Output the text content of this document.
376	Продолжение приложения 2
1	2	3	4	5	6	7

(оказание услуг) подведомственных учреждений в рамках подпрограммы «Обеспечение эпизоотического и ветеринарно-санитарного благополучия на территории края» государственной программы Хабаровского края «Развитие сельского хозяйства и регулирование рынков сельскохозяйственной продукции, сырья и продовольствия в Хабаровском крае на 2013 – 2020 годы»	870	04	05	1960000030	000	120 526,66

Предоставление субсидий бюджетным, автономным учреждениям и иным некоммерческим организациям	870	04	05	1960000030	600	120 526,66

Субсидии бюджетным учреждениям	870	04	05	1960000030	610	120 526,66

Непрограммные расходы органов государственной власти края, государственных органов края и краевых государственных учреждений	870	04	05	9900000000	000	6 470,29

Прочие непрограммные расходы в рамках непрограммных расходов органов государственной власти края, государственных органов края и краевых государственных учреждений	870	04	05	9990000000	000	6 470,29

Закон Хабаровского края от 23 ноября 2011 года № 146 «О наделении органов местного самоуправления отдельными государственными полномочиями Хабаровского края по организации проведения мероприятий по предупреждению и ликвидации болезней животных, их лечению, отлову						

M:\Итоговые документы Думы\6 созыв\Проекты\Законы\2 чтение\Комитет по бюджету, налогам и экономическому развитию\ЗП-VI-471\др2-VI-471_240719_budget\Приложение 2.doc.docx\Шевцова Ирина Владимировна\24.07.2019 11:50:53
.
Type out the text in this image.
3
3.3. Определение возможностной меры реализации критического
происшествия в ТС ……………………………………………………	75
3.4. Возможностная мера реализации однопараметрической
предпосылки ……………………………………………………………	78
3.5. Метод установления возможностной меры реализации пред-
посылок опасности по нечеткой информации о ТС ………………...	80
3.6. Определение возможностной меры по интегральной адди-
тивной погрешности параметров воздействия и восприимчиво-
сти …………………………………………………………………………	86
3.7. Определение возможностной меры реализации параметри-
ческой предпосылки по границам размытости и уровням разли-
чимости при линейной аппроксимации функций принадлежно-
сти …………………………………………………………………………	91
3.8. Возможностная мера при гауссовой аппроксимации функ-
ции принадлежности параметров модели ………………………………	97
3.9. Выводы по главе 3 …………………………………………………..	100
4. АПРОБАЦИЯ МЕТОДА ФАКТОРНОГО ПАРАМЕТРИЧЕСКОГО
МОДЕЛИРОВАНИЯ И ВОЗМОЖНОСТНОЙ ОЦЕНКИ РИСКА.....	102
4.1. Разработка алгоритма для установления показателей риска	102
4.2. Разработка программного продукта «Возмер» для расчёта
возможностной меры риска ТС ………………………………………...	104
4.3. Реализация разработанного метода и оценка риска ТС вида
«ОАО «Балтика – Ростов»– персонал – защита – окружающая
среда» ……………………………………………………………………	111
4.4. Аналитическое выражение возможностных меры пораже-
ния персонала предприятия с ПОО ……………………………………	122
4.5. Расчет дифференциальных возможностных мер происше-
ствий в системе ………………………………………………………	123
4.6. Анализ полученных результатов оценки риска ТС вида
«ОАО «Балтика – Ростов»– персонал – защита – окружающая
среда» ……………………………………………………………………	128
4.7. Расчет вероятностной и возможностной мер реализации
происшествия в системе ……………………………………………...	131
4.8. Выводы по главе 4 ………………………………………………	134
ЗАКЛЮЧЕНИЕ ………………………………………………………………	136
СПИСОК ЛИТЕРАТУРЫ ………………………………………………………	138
______
### Task to carry out:
Please output the entire listing exactly as it stands.

### Answer for the task:
Output the text content of this document.
376	Продолжение приложения 2
1	2	3	4	5	6	7

(оказание услуг) подведомственных учреждений в рамках подпрограммы «Обеспечение эпизоотического и ветеринарно-санитарного благополучия на территории края» государственной программы Хабаровского края «Развитие сельского хозяйства и регулирование рынков сельскохозяйственной продукции, сырья и продовольствия в Хабаровском крае на 2013 – 2020 годы»	870	04	05	1960000030	000	120 526,66

Предоставление субсидий бюджетным, автономным учреждениям и иным некоммерческим организациям	870	04	05	1960000030	600	120 526,66

Субсидии бюджетным учреждениям	870	04	05	1960000030	610	120 526,66

Непрограммные расходы органов государственной власти края, государственных органов края и краевых государственных учреждений	870	04	05	9900000000	000	6 470,29

Прочие непрограммные расходы в рамках непрограммных расходов органов государственной власти края, государственных органов края и краевых государственных учреждений	870	04	05	9990000000	000	6 470,29

Закон Хабаровского края от 23 ноября 2011 года № 146 «О наделении органов местного самоуправления отдельными государственными полномочиями Хабаровского края по организации проведения мероприятий по предупреждению и ликвидации болезней животных, их лечению, отлову						

M:\Итоговые документы Думы\6 созыв\Проекты\Законы\2 чтение\Комитет по бюджету, налогам и экономическому развитию\ЗП-VI-471\др2-VI-471_240719_budget\Приложение 2.doc.docx\Шевцова Ирина Владимировна\24.07.2019 11:50:53
.
Type out the text in this image.
3
3.3. Определение возможностной меры реализации критического
происшествия в ТС ……………………………………………………	75
3.4. Возможностная мера реализации однопараметрической
предпосылки ……………………………………………………………	78
3.5. Метод установления возможностной меры реализации пред-
посылок опасности по нечеткой информации о ТС ………………...	80
3.6. Определение возможностной меры по интегральной адди-
тивной погрешности параметров воздействия и восприимчиво-
сти …………………………………………………………………………	86
3.7. Определение возможностной меры реализации параметри-
ческой предпосылки по границам размытости и уровням разли-
чимости при линейной аппроксимации функций принадлежно-
сти …………………………………………………………………………	91
3.8. Возможностная мера при гауссовой аппроксимации функ-
ции принадлежности параметров модели ………………………………	97
3.9. Выводы по главе 3 …………………………………………………..	100
4. АПРОБАЦИЯ МЕТОДА ФАКТОРНОГО ПАРАМЕТРИЧЕСКОГО
МОДЕЛИРОВАНИЯ И ВОЗМОЖНОСТНОЙ ОЦЕНКИ РИСКА.....	102
4.1. Разработка алгоритма для установления показателей риска	102
4.2. Разработка программного продукта «Возмер» для расчёта
возможностной меры риска ТС ………………………………………...	104
4.3. Реализация разработанного метода и оценка риска ТС вида
«ОАО «Балтика – Ростов»– персонал – защита – окружающая
среда» ……………………………………………………………………	111
4.4. Аналитическое выражение возможностных меры пораже-
ния персонала предприятия с ПОО ……………………………………	122
4.5. Расчет дифференциальных возможностных мер происше-
ствий в системе ………………………………………………………	123
4.6. Анализ полученных результатов оценки риска ТС вида
«ОАО «Балтика – Ростов»– персонал – защита – окружающая
среда» ……………………………………………………………………	128
4.7. Расчет вероятностной и возможностной мер реализации
происшествия в системе ……………………………………………...	131
4.8. Выводы по главе 4 ………………………………………………	134
ЗАКЛЮЧЕНИЕ ………………………………………………………………	136
СПИСОК ЛИТЕРАТУРЫ ………………………………………………………	138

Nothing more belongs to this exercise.